═══ Textauszug ═══
Ein breiter Ausverkauf im Halbleitersektor hat die Aktien von Micron Technology am heutigen Mittwoch zunächst belastet. Auslöser waren Zweifel an den hohen Bewertungen von KI-Werten sowie Nachrichten rund um einen neuen KI-Chip des chinesischen Anbieters DeepSeek, die im frühen US-Handel auf die gesamte Branche drückten. Die Micron-Aktie drehte im Tagesverlauf jedoch ins Plus und legt aktuell um 2,40 Prozent zu – ein Zeichen dafür, dass Anleger den Rücksetzer offenbar als Kaufgelegenheit begreifen. Über die vergangenen sieben Handelstage steht bei Micron sogar ein Plus von 22,17 Prozent, was die jüngste Erholungsdynamik unterstreicht. Zum 52-Wochen-Hoch fehlen der Aktie trotz dieser Rally weiterhin 28,05 Prozent, was zeigt, wie ausgeprägt die Bewegungen bei dem Speicherhersteller in beide Richtungen ausfallen können.

Bank of America bleibt bei ihrer positiven Einschätzung

Inmitten der Marktturbulenzen bekräftigte Bank of America am selben Tag ihre positive Einstufung für Micron. Das Institut stützt seine Bewertung auf eine Sum-of-the-Parts-Betrachtung, die das klassische Speichergeschäft von den stark wachsenden, KI-getriebenen Segmenten trennt – ein Ansatz, der die unterschiedliche Wachstumsdynamik innerhalb des Konzerns sichtbar machen soll. Parallel dazu hob ein unabhängiger Marktanalyst seine Einstufung für die Aktie noch am selben Tag auf die höchste Kaufempfehlung an und wertete den Rückgang als reine Stimmungskorrektur, nicht als fundamentalen Einbruch des Geschäfts. Ergänzend verweist ein systematisches Faktormodell auf besonders hohe Bewertungen bei Qualität, Wachstum und Gewinnrevisionen – ein Signal, das allerdings eher als Randnotiz denn als eigenständiger Kaufgrund zu lesen ist.
═══ Die Daten ═══
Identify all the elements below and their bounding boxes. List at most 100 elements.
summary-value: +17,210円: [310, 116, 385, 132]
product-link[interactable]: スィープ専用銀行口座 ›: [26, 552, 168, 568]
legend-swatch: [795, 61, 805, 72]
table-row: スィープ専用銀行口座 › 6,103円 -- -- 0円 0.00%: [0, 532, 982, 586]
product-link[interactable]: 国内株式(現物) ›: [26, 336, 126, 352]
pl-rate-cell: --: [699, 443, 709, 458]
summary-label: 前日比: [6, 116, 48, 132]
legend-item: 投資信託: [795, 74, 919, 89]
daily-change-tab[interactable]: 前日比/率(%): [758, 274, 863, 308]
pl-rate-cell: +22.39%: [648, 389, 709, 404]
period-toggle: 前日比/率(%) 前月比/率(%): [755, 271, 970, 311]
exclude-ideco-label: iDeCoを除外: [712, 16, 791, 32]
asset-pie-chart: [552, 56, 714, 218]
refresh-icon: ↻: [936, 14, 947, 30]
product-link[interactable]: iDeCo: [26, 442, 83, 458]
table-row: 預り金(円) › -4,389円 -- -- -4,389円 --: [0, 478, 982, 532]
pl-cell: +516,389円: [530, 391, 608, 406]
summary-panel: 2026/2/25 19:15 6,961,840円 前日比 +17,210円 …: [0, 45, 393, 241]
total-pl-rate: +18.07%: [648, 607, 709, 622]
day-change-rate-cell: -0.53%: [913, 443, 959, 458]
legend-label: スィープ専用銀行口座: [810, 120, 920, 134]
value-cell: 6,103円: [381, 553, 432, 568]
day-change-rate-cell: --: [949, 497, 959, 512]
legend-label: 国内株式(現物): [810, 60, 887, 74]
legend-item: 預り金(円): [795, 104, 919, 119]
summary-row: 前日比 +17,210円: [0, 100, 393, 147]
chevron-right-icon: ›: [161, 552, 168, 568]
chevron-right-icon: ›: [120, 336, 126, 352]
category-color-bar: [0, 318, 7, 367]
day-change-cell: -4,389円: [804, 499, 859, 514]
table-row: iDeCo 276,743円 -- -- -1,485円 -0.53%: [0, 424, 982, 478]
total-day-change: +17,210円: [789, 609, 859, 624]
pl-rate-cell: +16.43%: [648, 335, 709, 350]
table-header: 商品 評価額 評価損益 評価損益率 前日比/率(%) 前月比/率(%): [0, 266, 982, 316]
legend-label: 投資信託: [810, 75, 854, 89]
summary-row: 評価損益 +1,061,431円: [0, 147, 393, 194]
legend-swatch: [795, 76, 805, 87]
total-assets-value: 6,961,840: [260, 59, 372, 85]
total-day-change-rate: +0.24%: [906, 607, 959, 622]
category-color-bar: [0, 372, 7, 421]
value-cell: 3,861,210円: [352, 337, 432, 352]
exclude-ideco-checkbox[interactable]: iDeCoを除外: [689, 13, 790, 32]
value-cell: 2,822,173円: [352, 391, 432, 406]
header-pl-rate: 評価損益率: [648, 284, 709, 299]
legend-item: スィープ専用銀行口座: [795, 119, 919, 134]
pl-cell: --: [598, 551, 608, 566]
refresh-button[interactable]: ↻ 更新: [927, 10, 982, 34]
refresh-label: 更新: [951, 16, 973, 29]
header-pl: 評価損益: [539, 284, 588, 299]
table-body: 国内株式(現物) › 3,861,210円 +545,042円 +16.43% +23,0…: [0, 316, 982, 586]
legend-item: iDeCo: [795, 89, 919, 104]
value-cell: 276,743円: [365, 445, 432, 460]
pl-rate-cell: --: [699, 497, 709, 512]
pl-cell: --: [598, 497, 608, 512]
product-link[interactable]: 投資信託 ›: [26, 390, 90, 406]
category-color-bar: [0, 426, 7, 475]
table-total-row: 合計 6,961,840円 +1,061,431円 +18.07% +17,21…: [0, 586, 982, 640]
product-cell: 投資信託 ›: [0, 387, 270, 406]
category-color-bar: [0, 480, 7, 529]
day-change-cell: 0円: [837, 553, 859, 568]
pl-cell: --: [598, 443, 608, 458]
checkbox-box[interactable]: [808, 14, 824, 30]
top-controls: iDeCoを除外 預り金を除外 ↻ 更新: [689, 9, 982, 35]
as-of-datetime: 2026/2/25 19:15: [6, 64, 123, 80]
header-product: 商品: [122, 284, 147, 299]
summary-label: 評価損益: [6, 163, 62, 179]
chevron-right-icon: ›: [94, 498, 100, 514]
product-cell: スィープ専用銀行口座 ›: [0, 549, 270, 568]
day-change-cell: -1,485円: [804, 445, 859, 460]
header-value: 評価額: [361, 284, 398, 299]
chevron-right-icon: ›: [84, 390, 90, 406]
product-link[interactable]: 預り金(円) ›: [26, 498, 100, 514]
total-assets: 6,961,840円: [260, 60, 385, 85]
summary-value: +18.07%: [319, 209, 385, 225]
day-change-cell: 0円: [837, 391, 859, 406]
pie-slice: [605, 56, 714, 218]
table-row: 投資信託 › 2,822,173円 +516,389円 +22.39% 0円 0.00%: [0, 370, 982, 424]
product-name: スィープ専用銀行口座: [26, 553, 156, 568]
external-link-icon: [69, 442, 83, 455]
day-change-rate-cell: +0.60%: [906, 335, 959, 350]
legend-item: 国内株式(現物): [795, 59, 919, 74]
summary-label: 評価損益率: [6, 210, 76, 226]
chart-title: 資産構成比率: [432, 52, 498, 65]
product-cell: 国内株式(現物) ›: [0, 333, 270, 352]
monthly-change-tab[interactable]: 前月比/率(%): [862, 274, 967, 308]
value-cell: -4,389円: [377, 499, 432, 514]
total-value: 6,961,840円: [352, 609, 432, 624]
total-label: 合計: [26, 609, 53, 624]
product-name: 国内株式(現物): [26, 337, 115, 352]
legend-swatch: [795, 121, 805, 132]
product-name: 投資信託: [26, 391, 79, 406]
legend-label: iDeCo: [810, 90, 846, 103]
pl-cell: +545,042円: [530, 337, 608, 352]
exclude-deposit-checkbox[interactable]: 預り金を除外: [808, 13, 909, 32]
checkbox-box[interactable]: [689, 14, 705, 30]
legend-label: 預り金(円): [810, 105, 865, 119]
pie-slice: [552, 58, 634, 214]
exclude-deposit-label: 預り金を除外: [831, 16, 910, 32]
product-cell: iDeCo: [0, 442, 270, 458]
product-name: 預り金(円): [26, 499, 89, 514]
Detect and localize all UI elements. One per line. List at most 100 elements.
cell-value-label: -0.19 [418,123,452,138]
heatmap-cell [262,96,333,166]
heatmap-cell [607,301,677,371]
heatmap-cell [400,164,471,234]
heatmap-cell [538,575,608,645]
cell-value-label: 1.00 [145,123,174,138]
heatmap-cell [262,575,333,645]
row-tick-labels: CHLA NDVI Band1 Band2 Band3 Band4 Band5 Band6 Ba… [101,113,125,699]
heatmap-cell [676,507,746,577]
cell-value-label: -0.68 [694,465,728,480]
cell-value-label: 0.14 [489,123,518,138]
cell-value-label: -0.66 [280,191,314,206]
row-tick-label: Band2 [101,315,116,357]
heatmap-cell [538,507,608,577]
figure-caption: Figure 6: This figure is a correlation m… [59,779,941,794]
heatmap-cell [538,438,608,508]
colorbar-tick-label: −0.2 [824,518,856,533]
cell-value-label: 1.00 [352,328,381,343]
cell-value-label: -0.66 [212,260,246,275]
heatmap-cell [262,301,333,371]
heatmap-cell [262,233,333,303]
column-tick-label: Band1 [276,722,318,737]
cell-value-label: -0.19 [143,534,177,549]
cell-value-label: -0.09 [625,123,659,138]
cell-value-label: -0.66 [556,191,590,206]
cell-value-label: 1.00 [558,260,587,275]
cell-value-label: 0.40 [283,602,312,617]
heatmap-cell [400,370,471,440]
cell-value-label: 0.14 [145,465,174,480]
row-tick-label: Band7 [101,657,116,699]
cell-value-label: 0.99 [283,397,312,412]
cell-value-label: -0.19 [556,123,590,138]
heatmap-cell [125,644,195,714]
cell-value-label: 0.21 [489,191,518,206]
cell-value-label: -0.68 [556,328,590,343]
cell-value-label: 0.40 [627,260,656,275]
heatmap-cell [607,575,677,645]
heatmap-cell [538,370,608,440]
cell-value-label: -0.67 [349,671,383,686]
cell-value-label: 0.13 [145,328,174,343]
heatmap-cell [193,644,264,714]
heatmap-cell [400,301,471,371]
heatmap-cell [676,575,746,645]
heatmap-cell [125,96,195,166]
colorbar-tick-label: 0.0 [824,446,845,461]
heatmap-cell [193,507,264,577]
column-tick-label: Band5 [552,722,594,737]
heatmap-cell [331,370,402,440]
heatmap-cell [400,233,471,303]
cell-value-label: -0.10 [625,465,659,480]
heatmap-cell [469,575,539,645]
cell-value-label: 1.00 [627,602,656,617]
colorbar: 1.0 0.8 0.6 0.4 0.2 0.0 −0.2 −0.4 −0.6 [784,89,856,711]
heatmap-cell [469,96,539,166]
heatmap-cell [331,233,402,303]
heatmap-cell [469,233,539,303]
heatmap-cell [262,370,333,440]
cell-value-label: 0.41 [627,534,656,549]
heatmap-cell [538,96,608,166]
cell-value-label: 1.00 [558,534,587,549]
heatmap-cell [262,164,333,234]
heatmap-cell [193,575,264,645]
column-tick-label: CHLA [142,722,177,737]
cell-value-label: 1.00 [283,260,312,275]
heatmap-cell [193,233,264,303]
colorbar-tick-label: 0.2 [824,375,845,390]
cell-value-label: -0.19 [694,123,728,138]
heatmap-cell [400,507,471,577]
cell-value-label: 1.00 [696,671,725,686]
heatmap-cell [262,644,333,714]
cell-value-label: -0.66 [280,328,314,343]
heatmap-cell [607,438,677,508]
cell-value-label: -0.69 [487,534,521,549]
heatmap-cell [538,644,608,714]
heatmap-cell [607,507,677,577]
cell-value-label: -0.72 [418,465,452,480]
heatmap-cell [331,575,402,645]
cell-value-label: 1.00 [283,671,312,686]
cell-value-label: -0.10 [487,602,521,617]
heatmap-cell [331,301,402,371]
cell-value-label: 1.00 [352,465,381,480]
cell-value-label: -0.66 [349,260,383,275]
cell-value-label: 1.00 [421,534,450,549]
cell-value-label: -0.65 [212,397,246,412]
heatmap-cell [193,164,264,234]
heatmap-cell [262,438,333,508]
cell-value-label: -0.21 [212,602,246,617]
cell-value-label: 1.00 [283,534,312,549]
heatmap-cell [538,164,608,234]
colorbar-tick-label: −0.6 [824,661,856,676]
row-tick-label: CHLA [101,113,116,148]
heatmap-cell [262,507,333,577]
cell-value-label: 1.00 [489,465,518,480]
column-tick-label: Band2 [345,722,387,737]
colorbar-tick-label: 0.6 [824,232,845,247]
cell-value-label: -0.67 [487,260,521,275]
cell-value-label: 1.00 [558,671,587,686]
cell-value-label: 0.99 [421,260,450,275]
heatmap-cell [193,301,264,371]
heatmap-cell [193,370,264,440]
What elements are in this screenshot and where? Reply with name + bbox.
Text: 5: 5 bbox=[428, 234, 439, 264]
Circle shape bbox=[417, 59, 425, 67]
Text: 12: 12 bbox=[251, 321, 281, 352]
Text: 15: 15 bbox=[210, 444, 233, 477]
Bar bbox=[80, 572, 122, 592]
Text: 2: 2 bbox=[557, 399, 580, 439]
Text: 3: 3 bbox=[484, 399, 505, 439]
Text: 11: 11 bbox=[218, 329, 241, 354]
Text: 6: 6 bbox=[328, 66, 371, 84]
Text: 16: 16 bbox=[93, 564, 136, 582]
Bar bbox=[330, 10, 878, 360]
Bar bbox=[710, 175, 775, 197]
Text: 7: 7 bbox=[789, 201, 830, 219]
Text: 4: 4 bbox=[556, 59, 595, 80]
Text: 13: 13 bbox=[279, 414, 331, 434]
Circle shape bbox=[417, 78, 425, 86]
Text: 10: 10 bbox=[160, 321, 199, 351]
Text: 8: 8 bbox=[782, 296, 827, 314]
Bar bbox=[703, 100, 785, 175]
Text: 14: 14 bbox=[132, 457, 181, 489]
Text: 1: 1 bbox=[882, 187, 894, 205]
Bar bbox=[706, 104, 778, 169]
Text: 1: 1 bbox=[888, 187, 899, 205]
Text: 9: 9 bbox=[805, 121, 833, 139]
═══
## Aufgaben
(A) Um wie viel Prozent ist die Micron-Aktie laut dem Artikel über Micron in den vergangenen sieben Handelstagen gestiegen?
(B) Nenne sämtliche Prozentangaben aus dem Artikel über Micron.
(C) Schreibe den Artikel über die Micron-Aktie im Anschluss an seinen letzten Satz weiter.

## Lösungen
(A) Um 22,17 Prozent.

(B) 2,40 Prozent, 22,17 Prozent, 28,05 Prozent

(C)
HBM-Kapazität bis 2027 verkauft, Partnerschaft mit Microchip demonstriert

Fundamental untermauert wird der Optimismus durch eine Aussage des Managements vom Montag: Die Produktionskapazität für High-Bandwidth-Memory-Chips (HBM) sei für den Rest des laufenden Jahres und das gesamte Kalenderjahr 2026 vollständig verkauft. Ein Teil der Kapazitäten für 2027 ist bereits über langfristige Verträge gebunden. Diese Auslastung liefert die Basis für die Wachstumsstory rund um KI-Speicher, auf die auch Bank of America ihre Bewertung stützt. Auf der Produktseite präsentierte Micron am Dienstag gemeinsam mit Microchip Technology auf der Fachkonferenz „Future of Memory and Storage“ eine durchgängige Speicherarchitektur auf Basis von PCIe Gen 6, die auf den Micron-9650-NVMe-SSDs aufbaut – ein weiterer Beleg dafür, dass sich das Unternehmen technologisch breiter im Rechenzentrumsgeschäft positioniert.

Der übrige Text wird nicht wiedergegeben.